- Task objective
Write the data out again, character for character, with no images.
◆ ◆ ◆
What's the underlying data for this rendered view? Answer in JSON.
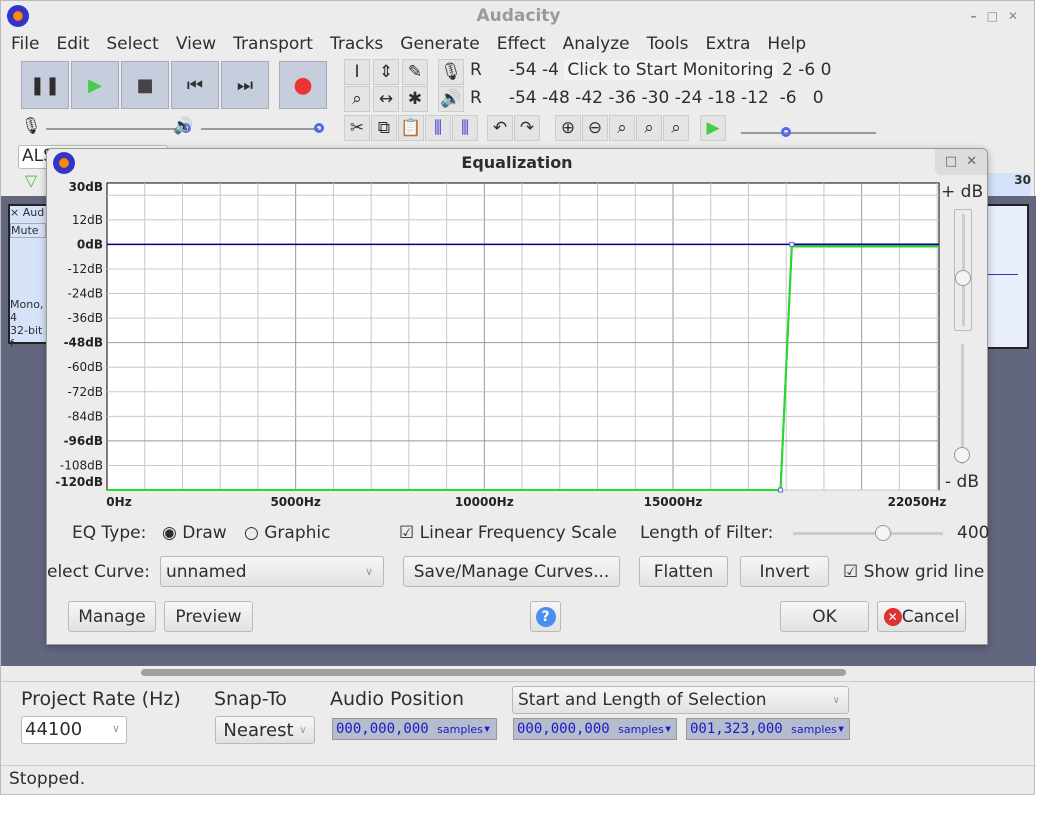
{
  "app": {
    "title": "Audacity",
    "menu": [
      "File",
      "Edit",
      "Select",
      "View",
      "Transport",
      "Tracks",
      "Generate",
      "Effect",
      "Analyze",
      "Tools",
      "Extra",
      "Help"
    ]
  },
  "transport": {
    "buttons": [
      "pause",
      "play",
      "stop",
      "skip-start",
      "skip-end",
      "record"
    ]
  },
  "meters": {
    "record_ticks": "-54  -4",
    "monitor_label": "Click to Start Monitoring",
    "record_ticks_right": "2   -6   0",
    "playback_ticks": "-54 -48 -42 -36 -30 -24 -18 -12  -6   0",
    "meter_letter": "R"
  },
  "track": {
    "close": "×",
    "name": "Aud",
    "mute": "Mute",
    "info1": "Mono, 4",
    "info2": "32-bit f",
    "ruler_label": "30",
    "device": "ALS"
  },
  "dialog": {
    "title": "Equalization",
    "plus_db": "+ dB",
    "minus_db": "- dB",
    "eq_type_label": "EQ Type:",
    "draw": "Draw",
    "graphic": "Graphic",
    "eq_type_selected": "Draw",
    "linear_label": "Linear Frequency Scale",
    "linear_checked": true,
    "filter_label": "Length of Filter:",
    "filter_value": "400",
    "filter_fraction": 0.6,
    "curve_label": "elect Curve:",
    "curve_value": "unnamed",
    "save_manage": "Save/Manage Curves...",
    "flatten": "Flatten",
    "invert": "Invert",
    "grid_label": "Show grid line",
    "grid_checked": true,
    "manage": "Manage",
    "preview": "Preview",
    "help": "?",
    "ok": "OK",
    "cancel": "Cancel",
    "gain_slider_fraction": 0.58,
    "range_slider_fraction": 0.92
  },
  "chart_data": {
    "type": "line",
    "xlim": [
      0,
      22050
    ],
    "ylim": [
      -120,
      30
    ],
    "x_ticks": [
      "0Hz",
      "5000Hz",
      "10000Hz",
      "15000Hz",
      "22050Hz"
    ],
    "y_ticks": [
      "30dB",
      "12dB",
      "0dB",
      "-12dB",
      "-24dB",
      "-36dB",
      "-48dB",
      "-60dB",
      "-72dB",
      "-84dB",
      "-96dB",
      "-108dB",
      "-120dB"
    ],
    "grid": true,
    "series": [
      {
        "color": "#6b6bdc",
        "x": [
          0,
          17850,
          18150,
          22050
        ],
        "y": [
          -120,
          -120,
          0,
          0
        ]
      },
      {
        "color": "#22dd22",
        "x": [
          0,
          17850,
          18150,
          22050
        ],
        "y": [
          -120,
          -120,
          -1,
          -1
        ]
      },
      {
        "color": "#000080",
        "x": [
          0,
          22050
        ],
        "y": [
          0,
          0
        ]
      }
    ]
  },
  "bottom": {
    "rate_label": "Project Rate (Hz)",
    "rate_value": "44100",
    "snap_label": "Snap-To",
    "snap_value": "Nearest",
    "pos_label": "Audio Position",
    "sel_label": "Start and Length of Selection",
    "pos_value": "000,000,000",
    "sel_start": "000,000,000",
    "sel_length": "001,323,000",
    "unit": "samples"
  },
  "status": "Stopped."
}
◆ ◆ ◆
- Solved problem
What's the underlying data for this rendered view? Answer in JSON.
{
  "app": {
    "title": "Audacity",
    "menu": [
      "File",
      "Edit",
      "Select",
      "View",
      "Transport",
      "Tracks",
      "Generate",
      "Effect",
      "Analyze",
      "Tools",
      "Extra",
      "Help"
    ]
  },
  "transport": {
    "buttons": [
      "pause",
      "play",
      "stop",
      "skip-start",
      "skip-end",
      "record"
    ]
  },
  "meters": {
    "record_ticks": "-54  -4",
    "monitor_label": "Click to Start Monitoring",
    "record_ticks_right": "2   -6   0",
    "playback_ticks": "-54 -48 -42 -36 -30 -24 -18 -12  -6   0",
    "meter_letter": "R"
  },
  "track": {
    "close": "×",
    "name": "Aud",
    "mute": "Mute",
    "info1": "Mono, 4",
    "info2": "32-bit f",
    "ruler_label": "30",
    "device": "ALS"
  },
  "dialog": {
    "title": "Equalization",
    "plus_db": "+ dB",
    "minus_db": "- dB",
    "eq_type_label": "EQ Type:",
    "draw": "Draw",
    "graphic": "Graphic",
    "eq_type_selected": "Draw",
    "linear_label": "Linear Frequency Scale",
    "linear_checked": true,
    "filter_label": "Length of Filter:",
    "filter_value": "400",
    "filter_fraction": 0.6,
    "curve_label": "elect Curve:",
    "curve_value": "unnamed",
    "save_manage": "Save/Manage Curves...",
    "flatten": "Flatten",
    "invert": "Invert",
    "grid_label": "Show grid line",
    "grid_checked": true,
    "manage": "Manage",
    "preview": "Preview",
    "help": "?",
    "ok": "OK",
    "cancel": "Cancel",
    "gain_slider_fraction": 0.58,
    "range_slider_fraction": 0.92
  },
  "chart_data": {
    "type": "line",
    "xlim": [
      0,
      22050
    ],
    "ylim": [
      -120,
      30
    ],
    "x_ticks": [
      "0Hz",
      "5000Hz",
      "10000Hz",
      "15000Hz",
      "22050Hz"
    ],
    "y_ticks": [
      "30dB",
      "12dB",
      "0dB",
      "-12dB",
      "-24dB",
      "-36dB",
      "-48dB",
      "-60dB",
      "-72dB",
      "-84dB",
      "-96dB",
      "-108dB",
      "-120dB"
    ],
    "grid": true,
    "series": [
      {
        "color": "#6b6bdc",
        "x": [
          0,
          17850,
          18150,
          22050
        ],
        "y": [
          -120,
          -120,
          0,
          0
        ]
      },
      {
        "color": "#22dd22",
        "x": [
          0,
          17850,
          18150,
          22050
        ],
        "y": [
          -120,
          -120,
          -1,
          -1
        ]
      },
      {
        "color": "#000080",
        "x": [
          0,
          22050
        ],
        "y": [
          0,
          0
        ]
      }
    ]
  },
  "bottom": {
    "rate_label": "Project Rate (Hz)",
    "rate_value": "44100",
    "snap_label": "Snap-To",
    "snap_value": "Nearest",
    "pos_label": "Audio Position",
    "sel_label": "Start and Length of Selection",
    "pos_value": "000,000,000",
    "sel_start": "000,000,000",
    "sel_length": "001,323,000",
    "unit": "samples"
  },
  "status": "Stopped."
}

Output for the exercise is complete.